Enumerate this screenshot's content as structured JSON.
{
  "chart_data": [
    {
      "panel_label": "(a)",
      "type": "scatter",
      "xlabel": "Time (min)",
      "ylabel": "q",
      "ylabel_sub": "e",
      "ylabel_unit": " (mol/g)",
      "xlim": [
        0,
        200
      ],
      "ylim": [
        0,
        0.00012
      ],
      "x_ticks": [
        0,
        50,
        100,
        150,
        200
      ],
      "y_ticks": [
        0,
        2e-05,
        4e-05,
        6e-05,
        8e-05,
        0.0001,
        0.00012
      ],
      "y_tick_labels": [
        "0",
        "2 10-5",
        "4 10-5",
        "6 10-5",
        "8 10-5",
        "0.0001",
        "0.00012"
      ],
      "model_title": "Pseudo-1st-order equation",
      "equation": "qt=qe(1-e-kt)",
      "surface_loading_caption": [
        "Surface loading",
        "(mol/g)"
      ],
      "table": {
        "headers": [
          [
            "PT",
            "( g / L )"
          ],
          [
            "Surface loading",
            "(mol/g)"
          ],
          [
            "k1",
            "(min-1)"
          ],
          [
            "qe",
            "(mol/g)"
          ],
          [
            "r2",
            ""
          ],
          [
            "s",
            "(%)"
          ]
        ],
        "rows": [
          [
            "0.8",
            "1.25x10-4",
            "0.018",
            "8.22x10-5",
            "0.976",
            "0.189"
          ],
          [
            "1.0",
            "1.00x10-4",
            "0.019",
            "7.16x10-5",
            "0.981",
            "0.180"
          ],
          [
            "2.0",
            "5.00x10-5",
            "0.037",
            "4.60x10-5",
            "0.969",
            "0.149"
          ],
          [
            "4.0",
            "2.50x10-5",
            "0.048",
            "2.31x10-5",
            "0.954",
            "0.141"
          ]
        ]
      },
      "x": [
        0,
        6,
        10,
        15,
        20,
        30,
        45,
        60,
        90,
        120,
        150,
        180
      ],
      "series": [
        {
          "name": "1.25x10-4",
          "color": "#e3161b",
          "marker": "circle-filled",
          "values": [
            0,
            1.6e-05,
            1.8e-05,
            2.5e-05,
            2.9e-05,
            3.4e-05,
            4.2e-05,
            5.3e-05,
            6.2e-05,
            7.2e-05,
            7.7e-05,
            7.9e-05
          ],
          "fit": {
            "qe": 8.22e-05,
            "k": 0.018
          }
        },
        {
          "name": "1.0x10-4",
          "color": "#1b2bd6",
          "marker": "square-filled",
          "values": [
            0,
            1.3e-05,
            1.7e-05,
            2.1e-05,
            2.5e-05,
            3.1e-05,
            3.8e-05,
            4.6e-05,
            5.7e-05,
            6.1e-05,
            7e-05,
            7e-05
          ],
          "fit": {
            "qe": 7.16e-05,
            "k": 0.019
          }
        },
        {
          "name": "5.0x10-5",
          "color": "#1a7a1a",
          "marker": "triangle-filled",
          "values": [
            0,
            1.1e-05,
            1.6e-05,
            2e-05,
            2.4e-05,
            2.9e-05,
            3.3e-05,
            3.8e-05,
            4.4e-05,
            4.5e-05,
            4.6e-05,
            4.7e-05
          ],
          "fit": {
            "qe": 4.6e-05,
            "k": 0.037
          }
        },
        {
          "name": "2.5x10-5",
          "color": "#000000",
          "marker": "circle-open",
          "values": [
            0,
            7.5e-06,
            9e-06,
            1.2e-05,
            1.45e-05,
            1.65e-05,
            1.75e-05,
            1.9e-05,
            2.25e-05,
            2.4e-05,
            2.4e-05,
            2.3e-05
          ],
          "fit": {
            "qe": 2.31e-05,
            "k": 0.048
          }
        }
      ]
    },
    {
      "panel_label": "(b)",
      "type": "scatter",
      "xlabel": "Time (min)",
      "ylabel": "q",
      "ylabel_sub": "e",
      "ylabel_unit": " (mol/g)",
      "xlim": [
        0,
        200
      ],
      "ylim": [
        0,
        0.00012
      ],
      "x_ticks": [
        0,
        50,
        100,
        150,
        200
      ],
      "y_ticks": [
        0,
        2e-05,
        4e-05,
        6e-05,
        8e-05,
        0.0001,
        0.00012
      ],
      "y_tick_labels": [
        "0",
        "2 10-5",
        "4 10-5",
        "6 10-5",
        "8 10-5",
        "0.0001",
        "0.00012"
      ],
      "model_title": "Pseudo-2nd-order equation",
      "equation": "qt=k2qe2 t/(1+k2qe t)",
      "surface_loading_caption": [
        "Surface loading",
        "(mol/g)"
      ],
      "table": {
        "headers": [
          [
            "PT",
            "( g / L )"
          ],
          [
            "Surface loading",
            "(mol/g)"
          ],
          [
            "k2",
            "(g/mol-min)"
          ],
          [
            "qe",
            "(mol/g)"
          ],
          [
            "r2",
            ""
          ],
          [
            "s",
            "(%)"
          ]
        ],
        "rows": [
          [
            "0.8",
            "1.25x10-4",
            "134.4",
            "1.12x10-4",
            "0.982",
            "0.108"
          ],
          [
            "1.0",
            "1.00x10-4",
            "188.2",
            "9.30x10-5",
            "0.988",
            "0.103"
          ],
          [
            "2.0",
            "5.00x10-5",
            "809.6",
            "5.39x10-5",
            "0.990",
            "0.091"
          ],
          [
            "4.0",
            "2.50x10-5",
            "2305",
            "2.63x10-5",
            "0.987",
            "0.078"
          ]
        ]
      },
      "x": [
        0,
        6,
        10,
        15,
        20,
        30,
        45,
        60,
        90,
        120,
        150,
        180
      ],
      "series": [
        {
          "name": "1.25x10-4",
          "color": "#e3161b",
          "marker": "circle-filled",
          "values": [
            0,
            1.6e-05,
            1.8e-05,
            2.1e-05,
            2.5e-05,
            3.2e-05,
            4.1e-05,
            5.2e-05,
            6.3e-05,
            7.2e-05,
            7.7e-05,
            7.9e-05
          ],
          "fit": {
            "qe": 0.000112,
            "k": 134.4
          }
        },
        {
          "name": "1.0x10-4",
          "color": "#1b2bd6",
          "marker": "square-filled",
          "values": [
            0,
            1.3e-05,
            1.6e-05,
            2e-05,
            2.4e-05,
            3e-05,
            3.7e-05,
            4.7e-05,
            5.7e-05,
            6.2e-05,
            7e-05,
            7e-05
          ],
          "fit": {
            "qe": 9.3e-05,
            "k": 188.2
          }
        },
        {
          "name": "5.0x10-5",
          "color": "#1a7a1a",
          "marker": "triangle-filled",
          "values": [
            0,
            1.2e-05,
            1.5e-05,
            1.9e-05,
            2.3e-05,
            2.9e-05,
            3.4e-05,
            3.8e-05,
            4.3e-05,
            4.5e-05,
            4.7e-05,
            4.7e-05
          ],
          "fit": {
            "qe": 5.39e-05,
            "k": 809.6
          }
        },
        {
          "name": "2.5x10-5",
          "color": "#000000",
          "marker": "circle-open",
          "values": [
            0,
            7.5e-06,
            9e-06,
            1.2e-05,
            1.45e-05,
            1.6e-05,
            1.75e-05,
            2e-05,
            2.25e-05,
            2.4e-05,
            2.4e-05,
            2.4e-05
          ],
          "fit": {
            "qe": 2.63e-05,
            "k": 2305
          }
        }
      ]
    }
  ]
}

═══

### YOUR GOAL:
Retype all of the data shown above, word for word.

### EXERCISE SOLUTION:
Enumerate this screenshot's content as structured JSON.
{
  "chart_data": [
    {
      "panel_label": "(a)",
      "type": "scatter",
      "xlabel": "Time (min)",
      "ylabel": "q",
      "ylabel_sub": "e",
      "ylabel_unit": " (mol/g)",
      "xlim": [
        0,
        200
      ],
      "ylim": [
        0,
        0.00012
      ],
      "x_ticks": [
        0,
        50,
        100,
        150,
        200
      ],
      "y_ticks": [
        0,
        2e-05,
        4e-05,
        6e-05,
        8e-05,
        0.0001,
        0.00012
      ],
      "y_tick_labels": [
        "0",
        "2 10-5",
        "4 10-5",
        "6 10-5",
        "8 10-5",
        "0.0001",
        "0.00012"
      ],
      "model_title": "Pseudo-1st-order equation",
      "equation": "qt=qe(1-e-kt)",
      "surface_loading_caption": [
        "Surface loading",
        "(mol/g)"
      ],
      "table": {
        "headers": [
          [
            "PT",
            "( g / L )"
          ],
          [
            "Surface loading",
            "(mol/g)"
          ],
          [
            "k1",
            "(min-1)"
          ],
          [
            "qe",
            "(mol/g)"
          ],
          [
            "r2",
            ""
          ],
          [
            "s",
            "(%)"
          ]
        ],
        "rows": [
          [
            "0.8",
            "1.25x10-4",
            "0.018",
            "8.22x10-5",
            "0.976",
            "0.189"
          ],
          [
            "1.0",
            "1.00x10-4",
            "0.019",
            "7.16x10-5",
            "0.981",
            "0.180"
          ],
          [
            "2.0",
            "5.00x10-5",
            "0.037",
            "4.60x10-5",
            "0.969",
            "0.149"
          ],
          [
            "4.0",
            "2.50x10-5",
            "0.048",
            "2.31x10-5",
            "0.954",
            "0.141"
          ]
        ]
      },
      "x": [
        0,
        6,
        10,
        15,
        20,
        30,
        45,
        60,
        90,
        120,
        150,
        180
      ],
      "series": [
        {
          "name": "1.25x10-4",
          "color": "#e3161b",
          "marker": "circle-filled",
          "values": [
            0,
            1.6e-05,
            1.8e-05,
            2.5e-05,
            2.9e-05,
            3.4e-05,
            4.2e-05,
            5.3e-05,
            6.2e-05,
            7.2e-05,
            7.7e-05,
            7.9e-05
          ],
          "fit": {
            "qe": 8.22e-05,
            "k": 0.018
          }
        },
        {
          "name": "1.0x10-4",
          "color": "#1b2bd6",
          "marker": "square-filled",
          "values": [
            0,
            1.3e-05,
            1.7e-05,
            2.1e-05,
            2.5e-05,
            3.1e-05,
            3.8e-05,
            4.6e-05,
            5.7e-05,
            6.1e-05,
            7e-05,
            7e-05
          ],
          "fit": {
            "qe": 7.16e-05,
            "k": 0.019
          }
        },
        {
          "name": "5.0x10-5",
          "color": "#1a7a1a",
          "marker": "triangle-filled",
          "values": [
            0,
            1.1e-05,
            1.6e-05,
            2e-05,
            2.4e-05,
            2.9e-05,
            3.3e-05,
            3.8e-05,
            4.4e-05,
            4.5e-05,
            4.6e-05,
            4.7e-05
          ],
          "fit": {
            "qe": 4.6e-05,
            "k": 0.037
          }
        },
        {
          "name": "2.5x10-5",
          "color": "#000000",
          "marker": "circle-open",
          "values": [
            0,
            7.5e-06,
            9e-06,
            1.2e-05,
            1.45e-05,
            1.65e-05,
            1.75e-05,
            1.9e-05,
            2.25e-05,
            2.4e-05,
            2.4e-05,
            2.3e-05
          ],
          "fit": {
            "qe": 2.31e-05,
            "k": 0.048
          }
        }
      ]
    },
    {
      "panel_label": "(b)",
      "type": "scatter",
      "xlabel": "Time (min)",
      "ylabel": "q",
      "ylabel_sub": "e",
      "ylabel_unit": " (mol/g)",
      "xlim": [
        0,
        200
      ],
      "ylim": [
        0,
        0.00012
      ],
      "x_ticks": [
        0,
        50,
        100,
        150,
        200
      ],
      "y_ticks": [
        0,
        2e-05,
        4e-05,
        6e-05,
        8e-05,
        0.0001,
        0.00012
      ],
      "y_tick_labels": [
        "0",
        "2 10-5",
        "4 10-5",
        "6 10-5",
        "8 10-5",
        "0.0001",
        "0.00012"
      ],
      "model_title": "Pseudo-2nd-order equation",
      "equation": "qt=k2qe2 t/(1+k2qe t)",
      "surface_loading_caption": [
        "Surface loading",
        "(mol/g)"
      ],
      "table": {
        "headers": [
          [
            "PT",
            "( g / L )"
          ],
          [
            "Surface loading",
            "(mol/g)"
          ],
          [
            "k2",
            "(g/mol-min)"
          ],
          [
            "qe",
            "(mol/g)"
          ],
          [
            "r2",
            ""
          ],
          [
            "s",
            "(%)"
          ]
        ],
        "rows": [
          [
            "0.8",
            "1.25x10-4",
            "134.4",
            "1.12x10-4",
            "0.982",
            "0.108"
          ],
          [
            "1.0",
            "1.00x10-4",
            "188.2",
            "9.30x10-5",
            "0.988",
            "0.103"
          ],
          [
            "2.0",
            "5.00x10-5",
            "809.6",
            "5.39x10-5",
            "0.990",
            "0.091"
          ],
          [
            "4.0",
            "2.50x10-5",
            "2305",
            "2.63x10-5",
            "0.987",
            "0.078"
          ]
        ]
      },
      "x": [
        0,
        6,
        10,
        15,
        20,
        30,
        45,
        60,
        90,
        120,
        150,
        180
      ],
      "series": [
        {
          "name": "1.25x10-4",
          "color": "#e3161b",
          "marker": "circle-filled",
          "values": [
            0,
            1.6e-05,
            1.8e-05,
            2.1e-05,
            2.5e-05,
            3.2e-05,
            4.1e-05,
            5.2e-05,
            6.3e-05,
            7.2e-05,
            7.7e-05,
            7.9e-05
          ],
          "fit": {
            "qe": 0.000112,
            "k": 134.4
          }
        },
        {
          "name": "1.0x10-4",
          "color": "#1b2bd6",
          "marker": "square-filled",
          "values": [
            0,
            1.3e-05,
            1.6e-05,
            2e-05,
            2.4e-05,
            3e-05,
            3.7e-05,
            4.7e-05,
            5.7e-05,
            6.2e-05,
            7e-05,
            7e-05
          ],
          "fit": {
            "qe": 9.3e-05,
            "k": 188.2
          }
        },
        {
          "name": "5.0x10-5",
          "color": "#1a7a1a",
          "marker": "triangle-filled",
          "values": [
            0,
            1.2e-05,
            1.5e-05,
            1.9e-05,
            2.3e-05,
            2.9e-05,
            3.4e-05,
            3.8e-05,
            4.3e-05,
            4.5e-05,
            4.7e-05,
            4.7e-05
          ],
          "fit": {
            "qe": 5.39e-05,
            "k": 809.6
          }
        },
        {
          "name": "2.5x10-5",
          "color": "#000000",
          "marker": "circle-open",
          "values": [
            0,
            7.5e-06,
            9e-06,
            1.2e-05,
            1.45e-05,
            1.6e-05,
            1.75e-05,
            2e-05,
            2.25e-05,
            2.4e-05,
            2.4e-05,
            2.4e-05
          ],
          "fit": {
            "qe": 2.63e-05,
            "k": 2305
          }
        }
      ]
    }
  ]
}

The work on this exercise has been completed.